(The request): Beginning with the line containing "OCR this image." and ending with the last line of the records, set down every line exactly.

— start of Record extracts —

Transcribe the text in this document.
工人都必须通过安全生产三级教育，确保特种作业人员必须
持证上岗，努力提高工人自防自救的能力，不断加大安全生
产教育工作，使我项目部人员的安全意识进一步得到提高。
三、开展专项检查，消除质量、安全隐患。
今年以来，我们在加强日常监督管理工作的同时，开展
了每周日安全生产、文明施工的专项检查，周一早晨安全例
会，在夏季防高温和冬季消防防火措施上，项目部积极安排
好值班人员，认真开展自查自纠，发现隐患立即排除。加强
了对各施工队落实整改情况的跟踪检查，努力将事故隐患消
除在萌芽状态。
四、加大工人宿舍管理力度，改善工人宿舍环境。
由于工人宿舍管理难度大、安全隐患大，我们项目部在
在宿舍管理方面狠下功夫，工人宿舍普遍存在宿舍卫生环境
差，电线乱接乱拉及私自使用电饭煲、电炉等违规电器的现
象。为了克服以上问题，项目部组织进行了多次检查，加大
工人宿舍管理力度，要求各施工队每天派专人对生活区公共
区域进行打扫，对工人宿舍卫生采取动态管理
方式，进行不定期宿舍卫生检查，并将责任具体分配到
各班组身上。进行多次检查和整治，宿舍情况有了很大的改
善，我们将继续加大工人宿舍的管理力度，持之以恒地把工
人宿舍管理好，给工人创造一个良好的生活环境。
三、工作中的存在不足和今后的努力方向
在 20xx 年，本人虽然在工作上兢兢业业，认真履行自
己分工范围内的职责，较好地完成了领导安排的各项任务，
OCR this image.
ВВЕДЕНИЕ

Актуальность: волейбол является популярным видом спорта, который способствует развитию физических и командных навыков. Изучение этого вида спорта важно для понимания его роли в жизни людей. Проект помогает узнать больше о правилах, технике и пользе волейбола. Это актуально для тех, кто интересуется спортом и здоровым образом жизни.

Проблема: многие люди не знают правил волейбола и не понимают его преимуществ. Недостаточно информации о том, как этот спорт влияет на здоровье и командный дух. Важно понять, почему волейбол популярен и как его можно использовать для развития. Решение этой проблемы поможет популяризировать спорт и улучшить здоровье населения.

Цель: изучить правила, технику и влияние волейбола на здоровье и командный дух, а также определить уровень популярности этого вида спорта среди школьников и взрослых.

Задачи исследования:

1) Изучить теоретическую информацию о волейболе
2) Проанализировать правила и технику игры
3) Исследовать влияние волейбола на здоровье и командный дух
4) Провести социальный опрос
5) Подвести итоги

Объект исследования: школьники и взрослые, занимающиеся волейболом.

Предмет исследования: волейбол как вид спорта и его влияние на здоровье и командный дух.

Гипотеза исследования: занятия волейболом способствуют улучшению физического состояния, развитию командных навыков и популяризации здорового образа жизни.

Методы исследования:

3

— end of Record extracts —

(Result of the task):
OCR this image.
ВВЕДЕНИЕ

Актуальность: волейбол является популярным видом спорта, который способствует развитию физических и командных навыков. Изучение этого вида спорта важно для понимания его роли в жизни людей. Проект помогает узнать больше о правилах, технике и пользе волейбола. Это актуально для тех, кто интересуется спортом и здоровым образом жизни.

Проблема: многие люди не знают правил волейбола и не понимают его преимуществ. Недостаточно информации о том, как этот спорт влияет на здоровье и командный дух. Важно понять, почему волейбол популярен и как его можно использовать для развития. Решение этой проблемы поможет популяризировать спорт и улучшить здоровье населения.

Цель: изучить правила, технику и влияние волейбола на здоровье и командный дух, а также определить уровень популярности этого вида спорта среди школьников и взрослых.

Задачи исследования:

1) Изучить теоретическую информацию о волейболе
2) Проанализировать правила и технику игры
3) Исследовать влияние волейбола на здоровье и командный дух
4) Провести социальный опрос
5) Подвести итоги

Объект исследования: школьники и взрослые, занимающиеся волейболом.

Предмет исследования: волейбол как вид спорта и его влияние на здоровье и командный дух.

Гипотеза исследования: занятия волейболом способствуют улучшению физического состояния, развитию командных навыков и популяризации здорового образа жизни.

Методы исследования:

3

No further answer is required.